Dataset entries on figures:
* * * *

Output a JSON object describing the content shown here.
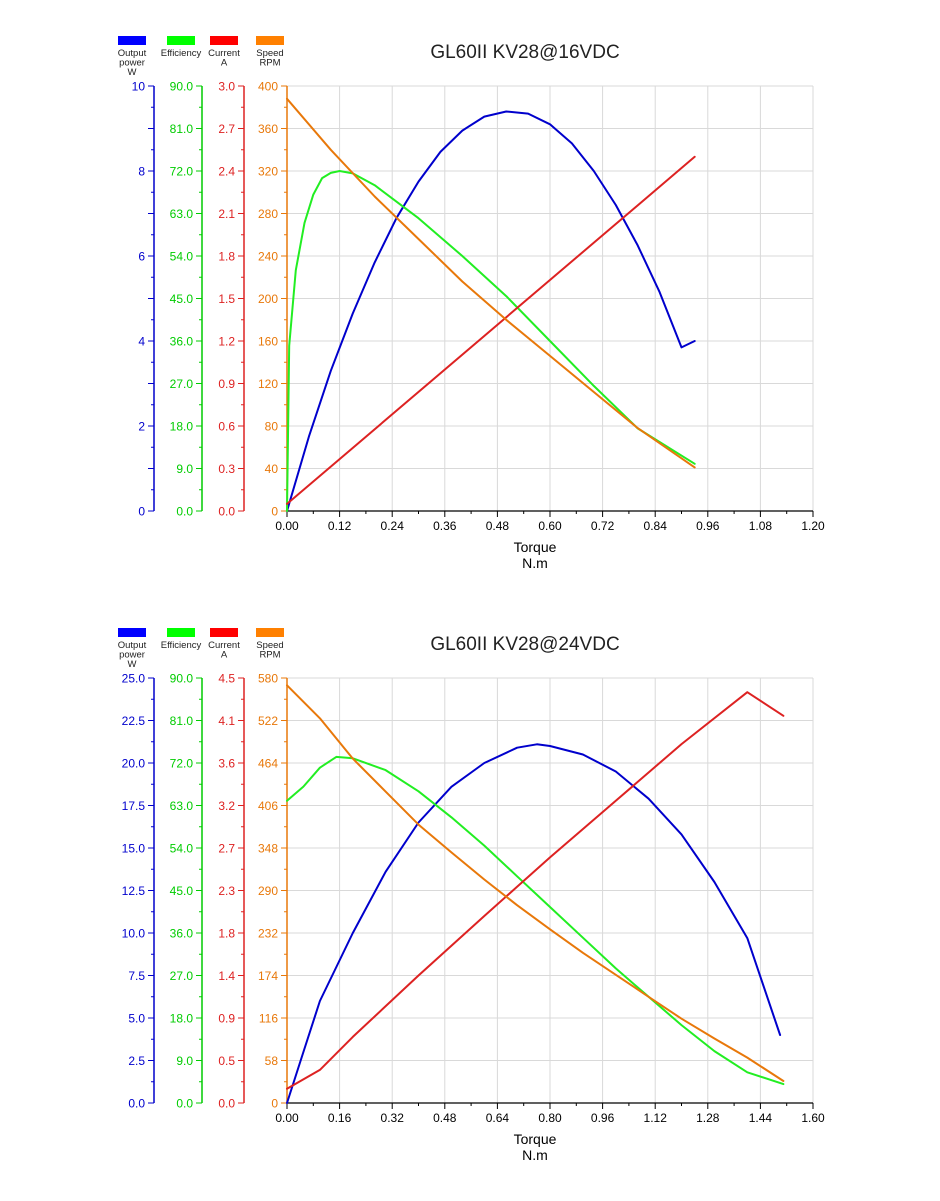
{
  "chart_data": [
    {
      "type": "line",
      "title": "GL60II KV28@16VDC",
      "xlabel": [
        "Torque",
        "N.m"
      ],
      "xlim": [
        0,
        1.2
      ],
      "xticks": [
        "0.00",
        "0.12",
        "0.24",
        "0.36",
        "0.48",
        "0.60",
        "0.72",
        "0.84",
        "0.96",
        "1.08",
        "1.20"
      ],
      "grid": true,
      "legend": [
        {
          "key": "power",
          "lines": [
            "Output",
            "power",
            "W"
          ],
          "color": "#0000ff"
        },
        {
          "key": "efficiency",
          "lines": [
            "Efficiency"
          ],
          "color": "#00ff00"
        },
        {
          "key": "current",
          "lines": [
            "Current",
            "A"
          ],
          "color": "#ff0000"
        },
        {
          "key": "speed",
          "lines": [
            "Speed",
            "RPM"
          ],
          "color": "#ff8000"
        }
      ],
      "axes": [
        {
          "key": "power",
          "color": "#0000cc",
          "min": 0,
          "max": 10,
          "ticks": [
            "0",
            "",
            "2",
            "",
            "4",
            "",
            "6",
            "",
            "8",
            "",
            "10"
          ]
        },
        {
          "key": "efficiency",
          "color": "#00cc00",
          "min": 0,
          "max": 90,
          "ticks": [
            "0.0",
            "9.0",
            "18.0",
            "27.0",
            "36.0",
            "45.0",
            "54.0",
            "63.0",
            "72.0",
            "81.0",
            "90.0"
          ]
        },
        {
          "key": "current",
          "color": "#dd2222",
          "min": 0,
          "max": 3,
          "ticks": [
            "0.0",
            "0.3",
            "0.6",
            "0.9",
            "1.2",
            "1.5",
            "1.8",
            "2.1",
            "2.4",
            "2.7",
            "3.0"
          ]
        },
        {
          "key": "speed",
          "color": "#e8780a",
          "min": 0,
          "max": 400,
          "ticks": [
            "0",
            "40",
            "80",
            "120",
            "160",
            "200",
            "240",
            "280",
            "320",
            "360",
            "400"
          ]
        }
      ],
      "series": [
        {
          "axis": "power",
          "color": "#0000cc",
          "x": [
            0,
            0.05,
            0.1,
            0.15,
            0.2,
            0.25,
            0.3,
            0.35,
            0.4,
            0.45,
            0.5,
            0.55,
            0.6,
            0.65,
            0.7,
            0.75,
            0.8,
            0.85,
            0.9,
            0.93
          ],
          "y": [
            0,
            1.75,
            3.3,
            4.65,
            5.85,
            6.9,
            7.75,
            8.45,
            8.95,
            9.28,
            9.4,
            9.35,
            9.1,
            8.65,
            8.0,
            7.2,
            6.25,
            5.15,
            3.85,
            4.0
          ]
        },
        {
          "axis": "efficiency",
          "color": "#22ee22",
          "x": [
            0,
            0.005,
            0.02,
            0.04,
            0.06,
            0.08,
            0.1,
            0.12,
            0.15,
            0.2,
            0.3,
            0.4,
            0.5,
            0.6,
            0.7,
            0.8,
            0.93
          ],
          "y": [
            0,
            35,
            51,
            61,
            67,
            70.5,
            71.6,
            72,
            71.5,
            69,
            62,
            54,
            45.5,
            36,
            26.5,
            17.5,
            10
          ]
        },
        {
          "axis": "current",
          "color": "#dd2222",
          "x": [
            0,
            0.93
          ],
          "y": [
            0.05,
            2.5
          ]
        },
        {
          "axis": "speed",
          "color": "#e8780a",
          "x": [
            0,
            0.1,
            0.2,
            0.3,
            0.4,
            0.5,
            0.6,
            0.7,
            0.8,
            0.93
          ],
          "y": [
            388,
            340,
            296,
            256,
            216,
            180,
            146,
            112,
            78,
            41
          ]
        }
      ]
    },
    {
      "type": "line",
      "title": "GL60II KV28@24VDC",
      "xlabel": [
        "Torque",
        "N.m"
      ],
      "xlim": [
        0,
        1.6
      ],
      "xticks": [
        "0.00",
        "0.16",
        "0.32",
        "0.48",
        "0.64",
        "0.80",
        "0.96",
        "1.12",
        "1.28",
        "1.44",
        "1.60"
      ],
      "grid": true,
      "legend": [
        {
          "key": "power",
          "lines": [
            "Output",
            "power",
            "W"
          ],
          "color": "#0000ff"
        },
        {
          "key": "efficiency",
          "lines": [
            "Efficiency"
          ],
          "color": "#00ff00"
        },
        {
          "key": "current",
          "lines": [
            "Current",
            "A"
          ],
          "color": "#ff0000"
        },
        {
          "key": "speed",
          "lines": [
            "Speed",
            "RPM"
          ],
          "color": "#ff8000"
        }
      ],
      "axes": [
        {
          "key": "power",
          "color": "#0000cc",
          "min": 0,
          "max": 25,
          "ticks": [
            "0.0",
            "2.5",
            "5.0",
            "7.5",
            "10.0",
            "12.5",
            "15.0",
            "17.5",
            "20.0",
            "22.5",
            "25.0"
          ]
        },
        {
          "key": "efficiency",
          "color": "#00cc00",
          "min": 0,
          "max": 90,
          "ticks": [
            "0.0",
            "9.0",
            "18.0",
            "27.0",
            "36.0",
            "45.0",
            "54.0",
            "63.0",
            "72.0",
            "81.0",
            "90.0"
          ]
        },
        {
          "key": "current",
          "color": "#dd2222",
          "min": 0,
          "max": 4.5,
          "ticks": [
            "0.0",
            "0.5",
            "0.9",
            "1.4",
            "1.8",
            "2.3",
            "2.7",
            "3.2",
            "3.6",
            "4.1",
            "4.5"
          ]
        },
        {
          "key": "speed",
          "color": "#e8780a",
          "min": 0,
          "max": 580,
          "ticks": [
            "0",
            "58",
            "116",
            "174",
            "232",
            "290",
            "348",
            "406",
            "464",
            "522",
            "580"
          ]
        }
      ],
      "series": [
        {
          "axis": "power",
          "color": "#0000cc",
          "x": [
            0,
            0.05,
            0.1,
            0.2,
            0.3,
            0.4,
            0.5,
            0.6,
            0.7,
            0.76,
            0.8,
            0.9,
            1.0,
            1.1,
            1.2,
            1.3,
            1.4,
            1.5
          ],
          "y": [
            0,
            3.0,
            6.0,
            10.0,
            13.6,
            16.5,
            18.6,
            20.0,
            20.9,
            21.1,
            21.0,
            20.5,
            19.5,
            17.9,
            15.8,
            13.0,
            9.7,
            4.0
          ]
        },
        {
          "axis": "efficiency",
          "color": "#22ee22",
          "x": [
            0,
            0.05,
            0.1,
            0.15,
            0.2,
            0.3,
            0.4,
            0.5,
            0.6,
            0.7,
            0.8,
            0.9,
            1.0,
            1.1,
            1.2,
            1.3,
            1.4,
            1.51
          ],
          "y": [
            64,
            67,
            71,
            73.3,
            73,
            70.5,
            66,
            60.5,
            54.5,
            48,
            41.5,
            35,
            28.5,
            22.5,
            16.5,
            11,
            6.5,
            4
          ]
        },
        {
          "axis": "current",
          "color": "#dd2222",
          "x": [
            0,
            0.1,
            0.2,
            0.4,
            0.6,
            0.8,
            1.0,
            1.2,
            1.4,
            1.51
          ],
          "y": [
            0.15,
            0.35,
            0.7,
            1.35,
            1.98,
            2.6,
            3.2,
            3.8,
            4.35,
            4.1
          ]
        },
        {
          "axis": "speed",
          "color": "#e8780a",
          "x": [
            0,
            0.1,
            0.2,
            0.3,
            0.4,
            0.5,
            0.6,
            0.7,
            0.8,
            0.9,
            1.0,
            1.1,
            1.2,
            1.3,
            1.4,
            1.51
          ],
          "y": [
            570,
            525,
            470,
            425,
            380,
            342,
            305,
            270,
            237,
            205,
            175,
            145,
            115,
            88,
            62,
            30
          ]
        }
      ]
    }
  ]
}
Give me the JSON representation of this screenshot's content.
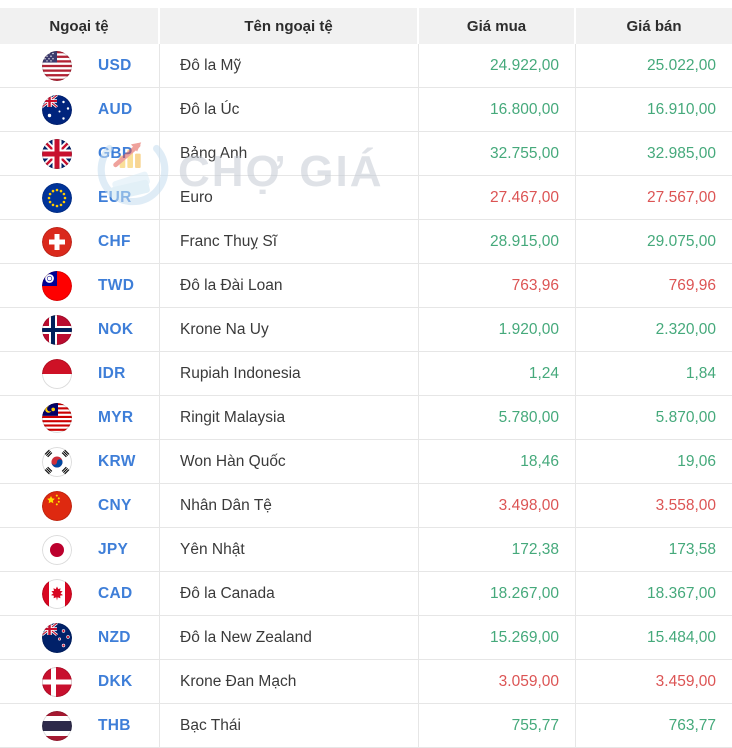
{
  "header": {
    "columns": [
      "Ngoại tệ",
      "Tên ngoại tệ",
      "Giá mua",
      "Giá bán"
    ]
  },
  "watermark": {
    "text": "CHỢ GIÁ",
    "logo_icon": "chogia-logo-icon"
  },
  "colors": {
    "price_up": "#45a97b",
    "price_down": "#dc5454",
    "currency_code": "#3e7ed8",
    "header_bg": "#f1f1f1",
    "border": "#e6e6e6"
  },
  "rows": [
    {
      "code": "USD",
      "flag_icon": "flag-usd-icon",
      "name": "Đô la Mỹ",
      "buy": "24.922,00",
      "sell": "25.022,00",
      "trend": "up"
    },
    {
      "code": "AUD",
      "flag_icon": "flag-aud-icon",
      "name": "Đô la Úc",
      "buy": "16.800,00",
      "sell": "16.910,00",
      "trend": "up"
    },
    {
      "code": "GBP",
      "flag_icon": "flag-gbp-icon",
      "name": "Bảng Anh",
      "buy": "32.755,00",
      "sell": "32.985,00",
      "trend": "up"
    },
    {
      "code": "EUR",
      "flag_icon": "flag-eur-icon",
      "name": "Euro",
      "buy": "27.467,00",
      "sell": "27.567,00",
      "trend": "down"
    },
    {
      "code": "CHF",
      "flag_icon": "flag-chf-icon",
      "name": "Franc Thuỵ Sĩ",
      "buy": "28.915,00",
      "sell": "29.075,00",
      "trend": "up"
    },
    {
      "code": "TWD",
      "flag_icon": "flag-twd-icon",
      "name": "Đô la Đài Loan",
      "buy": "763,96",
      "sell": "769,96",
      "trend": "down"
    },
    {
      "code": "NOK",
      "flag_icon": "flag-nok-icon",
      "name": "Krone Na Uy",
      "buy": "1.920,00",
      "sell": "2.320,00",
      "trend": "up"
    },
    {
      "code": "IDR",
      "flag_icon": "flag-idr-icon",
      "name": "Rupiah Indonesia",
      "buy": "1,24",
      "sell": "1,84",
      "trend": "up"
    },
    {
      "code": "MYR",
      "flag_icon": "flag-myr-icon",
      "name": "Ringit Malaysia",
      "buy": "5.780,00",
      "sell": "5.870,00",
      "trend": "up"
    },
    {
      "code": "KRW",
      "flag_icon": "flag-krw-icon",
      "name": "Won Hàn Quốc",
      "buy": "18,46",
      "sell": "19,06",
      "trend": "up"
    },
    {
      "code": "CNY",
      "flag_icon": "flag-cny-icon",
      "name": "Nhân Dân Tệ",
      "buy": "3.498,00",
      "sell": "3.558,00",
      "trend": "down"
    },
    {
      "code": "JPY",
      "flag_icon": "flag-jpy-icon",
      "name": "Yên Nhật",
      "buy": "172,38",
      "sell": "173,58",
      "trend": "up"
    },
    {
      "code": "CAD",
      "flag_icon": "flag-cad-icon",
      "name": "Đô la Canada",
      "buy": "18.267,00",
      "sell": "18.367,00",
      "trend": "up"
    },
    {
      "code": "NZD",
      "flag_icon": "flag-nzd-icon",
      "name": "Đô la New Zealand",
      "buy": "15.269,00",
      "sell": "15.484,00",
      "trend": "up"
    },
    {
      "code": "DKK",
      "flag_icon": "flag-dkk-icon",
      "name": "Krone Đan Mạch",
      "buy": "3.059,00",
      "sell": "3.459,00",
      "trend": "down"
    },
    {
      "code": "THB",
      "flag_icon": "flag-thb-icon",
      "name": "Bạc Thái",
      "buy": "755,77",
      "sell": "763,77",
      "trend": "up"
    }
  ]
}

* * * *

**What you are asked to do**
Find every line above that contains the word "title", and return each one.

**Written response**
      "title": "GL60II KV28@16VDC",
      "title": "GL60II KV28@24VDC",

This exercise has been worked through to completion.